Excerpt:
Big Days for Big Data
Sunday morning, instead of enjoying brunch, data enthusiasts enjoyed an early morning panel, “Death of the Relational Database,” by KloudCo CEO Hank Williams. The session focused on the introduction of technologies, such as NoSQL and graph databases, that challenge the supremacy of the 30-plus year old relational database. The focus on emerging big data technologies continued after lunch, with two NoSQL sessions occurring simultaneously: “Embracing NoSQL: Your First Cassandra Project” and the edgily named “Solr Power FTW: Make NoSQL Your Bitch! “ As usual, at SXSWI, the day didn’t conclude with panels and technical hallway banter. Datastax and Infochimps (news, site) rewarded data enthusiasts with the Data Cluster Party. Momentum continued Monday with the “Big Data and APIs for PHP Developers” workshop followed by ”A Billion Columns? No problem: an Introduction to the Cassandra Database” and “Big Data for Everyone (No Data Scientists Required).”

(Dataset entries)
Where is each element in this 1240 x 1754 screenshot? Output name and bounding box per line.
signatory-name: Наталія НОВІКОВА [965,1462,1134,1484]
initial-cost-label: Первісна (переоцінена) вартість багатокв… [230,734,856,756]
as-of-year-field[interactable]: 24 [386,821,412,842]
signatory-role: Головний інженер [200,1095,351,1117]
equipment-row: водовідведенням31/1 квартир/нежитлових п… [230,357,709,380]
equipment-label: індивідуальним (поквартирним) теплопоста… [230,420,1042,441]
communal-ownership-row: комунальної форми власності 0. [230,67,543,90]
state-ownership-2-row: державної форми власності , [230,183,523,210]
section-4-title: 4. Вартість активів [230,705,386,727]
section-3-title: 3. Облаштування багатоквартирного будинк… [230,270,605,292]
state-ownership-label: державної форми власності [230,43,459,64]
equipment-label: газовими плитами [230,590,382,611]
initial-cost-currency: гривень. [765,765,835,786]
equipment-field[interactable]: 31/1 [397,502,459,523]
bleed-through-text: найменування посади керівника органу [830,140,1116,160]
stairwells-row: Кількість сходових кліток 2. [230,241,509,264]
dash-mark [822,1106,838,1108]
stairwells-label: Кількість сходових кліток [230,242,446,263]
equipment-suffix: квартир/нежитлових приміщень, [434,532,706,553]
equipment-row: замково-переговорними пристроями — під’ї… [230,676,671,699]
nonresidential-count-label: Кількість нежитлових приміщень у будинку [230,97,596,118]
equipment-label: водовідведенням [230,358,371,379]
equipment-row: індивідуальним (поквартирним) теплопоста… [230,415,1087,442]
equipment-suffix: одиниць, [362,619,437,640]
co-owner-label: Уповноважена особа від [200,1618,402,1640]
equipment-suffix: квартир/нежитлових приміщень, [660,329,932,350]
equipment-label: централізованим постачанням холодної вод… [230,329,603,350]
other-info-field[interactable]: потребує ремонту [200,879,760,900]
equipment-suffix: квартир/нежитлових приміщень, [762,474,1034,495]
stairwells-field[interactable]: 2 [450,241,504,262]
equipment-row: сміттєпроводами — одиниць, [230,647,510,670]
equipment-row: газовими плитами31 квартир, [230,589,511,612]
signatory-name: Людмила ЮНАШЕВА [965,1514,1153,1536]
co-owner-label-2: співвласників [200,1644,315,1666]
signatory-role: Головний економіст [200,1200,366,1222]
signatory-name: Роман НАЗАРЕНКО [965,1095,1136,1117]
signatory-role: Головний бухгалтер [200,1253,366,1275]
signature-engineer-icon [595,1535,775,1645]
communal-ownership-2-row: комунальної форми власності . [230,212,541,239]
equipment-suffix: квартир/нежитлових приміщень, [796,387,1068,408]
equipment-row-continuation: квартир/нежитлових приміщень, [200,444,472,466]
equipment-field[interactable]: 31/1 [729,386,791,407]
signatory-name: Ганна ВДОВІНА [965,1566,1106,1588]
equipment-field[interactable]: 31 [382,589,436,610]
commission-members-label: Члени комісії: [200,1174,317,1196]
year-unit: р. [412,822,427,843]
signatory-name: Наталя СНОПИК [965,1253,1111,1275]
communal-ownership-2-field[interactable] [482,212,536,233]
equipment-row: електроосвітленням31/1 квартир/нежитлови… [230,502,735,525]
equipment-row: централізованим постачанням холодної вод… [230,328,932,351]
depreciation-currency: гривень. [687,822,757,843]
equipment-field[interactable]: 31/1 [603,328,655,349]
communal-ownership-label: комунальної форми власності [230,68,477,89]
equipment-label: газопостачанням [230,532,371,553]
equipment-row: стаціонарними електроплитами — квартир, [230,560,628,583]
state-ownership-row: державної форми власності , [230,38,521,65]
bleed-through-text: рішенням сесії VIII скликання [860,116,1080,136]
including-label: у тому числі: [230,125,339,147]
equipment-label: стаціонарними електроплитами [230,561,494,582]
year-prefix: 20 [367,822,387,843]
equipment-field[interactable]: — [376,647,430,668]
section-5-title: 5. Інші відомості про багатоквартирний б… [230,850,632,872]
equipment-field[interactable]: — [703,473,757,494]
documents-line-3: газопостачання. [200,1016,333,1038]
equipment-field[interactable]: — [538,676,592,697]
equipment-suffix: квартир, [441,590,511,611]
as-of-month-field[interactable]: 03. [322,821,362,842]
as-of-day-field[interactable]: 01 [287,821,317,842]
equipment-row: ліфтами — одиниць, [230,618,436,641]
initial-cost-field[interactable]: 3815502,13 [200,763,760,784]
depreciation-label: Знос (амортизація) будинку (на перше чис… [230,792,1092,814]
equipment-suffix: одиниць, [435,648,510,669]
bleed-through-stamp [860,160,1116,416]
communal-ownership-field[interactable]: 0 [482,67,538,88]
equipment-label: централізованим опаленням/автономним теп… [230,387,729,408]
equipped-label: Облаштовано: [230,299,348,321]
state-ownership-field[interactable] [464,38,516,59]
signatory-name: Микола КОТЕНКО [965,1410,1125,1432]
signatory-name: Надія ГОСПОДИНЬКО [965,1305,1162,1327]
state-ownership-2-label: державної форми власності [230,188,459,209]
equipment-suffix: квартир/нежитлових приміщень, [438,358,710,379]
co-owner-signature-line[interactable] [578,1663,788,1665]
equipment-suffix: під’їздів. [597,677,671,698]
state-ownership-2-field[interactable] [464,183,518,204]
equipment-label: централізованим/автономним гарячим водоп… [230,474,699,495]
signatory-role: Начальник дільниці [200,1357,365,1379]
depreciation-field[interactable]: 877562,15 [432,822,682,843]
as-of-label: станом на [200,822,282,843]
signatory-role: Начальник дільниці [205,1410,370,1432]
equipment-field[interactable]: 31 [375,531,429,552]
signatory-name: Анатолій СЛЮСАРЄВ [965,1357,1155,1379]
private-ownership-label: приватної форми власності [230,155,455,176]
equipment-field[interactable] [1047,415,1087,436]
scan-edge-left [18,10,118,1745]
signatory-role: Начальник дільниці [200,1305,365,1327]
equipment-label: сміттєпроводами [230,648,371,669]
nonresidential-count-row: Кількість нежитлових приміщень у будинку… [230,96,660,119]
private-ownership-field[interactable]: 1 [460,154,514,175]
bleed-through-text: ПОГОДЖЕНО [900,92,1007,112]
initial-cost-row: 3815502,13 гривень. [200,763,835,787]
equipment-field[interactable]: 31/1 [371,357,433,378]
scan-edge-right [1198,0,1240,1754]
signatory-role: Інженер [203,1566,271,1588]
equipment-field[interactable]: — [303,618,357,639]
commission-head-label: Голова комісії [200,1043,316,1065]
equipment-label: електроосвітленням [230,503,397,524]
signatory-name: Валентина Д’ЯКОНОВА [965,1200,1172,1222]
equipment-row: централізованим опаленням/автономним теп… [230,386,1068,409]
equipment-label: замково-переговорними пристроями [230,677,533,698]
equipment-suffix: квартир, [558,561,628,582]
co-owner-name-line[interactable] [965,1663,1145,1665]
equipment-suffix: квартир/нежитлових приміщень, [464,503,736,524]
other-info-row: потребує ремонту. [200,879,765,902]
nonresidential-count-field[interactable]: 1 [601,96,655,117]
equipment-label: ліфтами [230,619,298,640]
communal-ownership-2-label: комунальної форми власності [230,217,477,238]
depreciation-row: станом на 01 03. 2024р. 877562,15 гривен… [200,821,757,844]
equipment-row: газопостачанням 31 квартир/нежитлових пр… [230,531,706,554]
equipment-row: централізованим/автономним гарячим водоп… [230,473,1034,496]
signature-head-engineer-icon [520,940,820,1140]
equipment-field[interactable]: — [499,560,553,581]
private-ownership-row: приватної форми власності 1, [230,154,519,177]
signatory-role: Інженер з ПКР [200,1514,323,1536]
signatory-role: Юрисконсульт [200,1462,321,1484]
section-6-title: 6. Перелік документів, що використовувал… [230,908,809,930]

Required tasks:
(a) In the big data recap, who presented the panel "Death of the Relational Database"?
(b) Pick up the big data recap after its last sentence and continue it.
The entries are separate material, unrelated to the big data recap.

Outputs for the tasks:
(a) KloudCo CEO Hank Williams presented it.

(b)
SXSWI Attendees Embrace NoSQL
Two sessions focused on the popular column-based NoSQL data store Cassandra, which was created by Facebook, and later used by high-volume sites such as Twitter. Although neither of the sessions was intended to create a league of new Cassandra experts, the “Embracing NoSQL: Your First Cassandra Project” was conducted as a hands-on workshop with code examples and lessons learned from the panelists’ projects. In addition to the code, panelists provided a high-level overview of when and why you might use NoSQL, an overview of NoSQL terminology and a comparison of Cassandra to other NoSQL tools such as CouchDB and MongoDB.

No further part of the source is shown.